What is required → Return all lines with the word "инвестиционной" in them.

Source data:
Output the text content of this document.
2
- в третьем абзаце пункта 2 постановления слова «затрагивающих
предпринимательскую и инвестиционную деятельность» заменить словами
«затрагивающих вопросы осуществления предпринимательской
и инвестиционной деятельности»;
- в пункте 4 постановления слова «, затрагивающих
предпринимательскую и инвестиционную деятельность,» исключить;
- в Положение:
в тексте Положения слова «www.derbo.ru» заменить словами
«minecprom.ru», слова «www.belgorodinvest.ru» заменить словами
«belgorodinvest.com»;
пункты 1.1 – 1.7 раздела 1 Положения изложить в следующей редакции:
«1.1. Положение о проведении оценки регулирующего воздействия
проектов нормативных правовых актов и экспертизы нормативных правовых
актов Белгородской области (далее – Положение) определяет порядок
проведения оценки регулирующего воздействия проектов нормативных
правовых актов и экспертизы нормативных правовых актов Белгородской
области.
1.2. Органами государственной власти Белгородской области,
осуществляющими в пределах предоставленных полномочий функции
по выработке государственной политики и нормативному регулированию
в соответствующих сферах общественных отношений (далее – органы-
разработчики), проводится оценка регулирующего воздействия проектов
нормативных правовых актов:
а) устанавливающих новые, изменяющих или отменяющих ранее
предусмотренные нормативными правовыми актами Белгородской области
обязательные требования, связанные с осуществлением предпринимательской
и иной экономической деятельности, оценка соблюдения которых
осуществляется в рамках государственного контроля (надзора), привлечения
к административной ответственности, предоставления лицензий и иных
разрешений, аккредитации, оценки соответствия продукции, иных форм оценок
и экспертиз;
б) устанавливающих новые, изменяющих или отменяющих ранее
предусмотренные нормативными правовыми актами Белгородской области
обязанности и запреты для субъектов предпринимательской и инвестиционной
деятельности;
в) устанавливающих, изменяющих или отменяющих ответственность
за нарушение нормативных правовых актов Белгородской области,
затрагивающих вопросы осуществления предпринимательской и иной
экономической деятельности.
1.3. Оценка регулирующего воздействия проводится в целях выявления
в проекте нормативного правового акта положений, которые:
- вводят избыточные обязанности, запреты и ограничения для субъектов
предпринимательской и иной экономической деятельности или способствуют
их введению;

Result of this task →
и инвестиционной деятельности»;
обязанности и запреты для субъектов предпринимательской и инвестиционной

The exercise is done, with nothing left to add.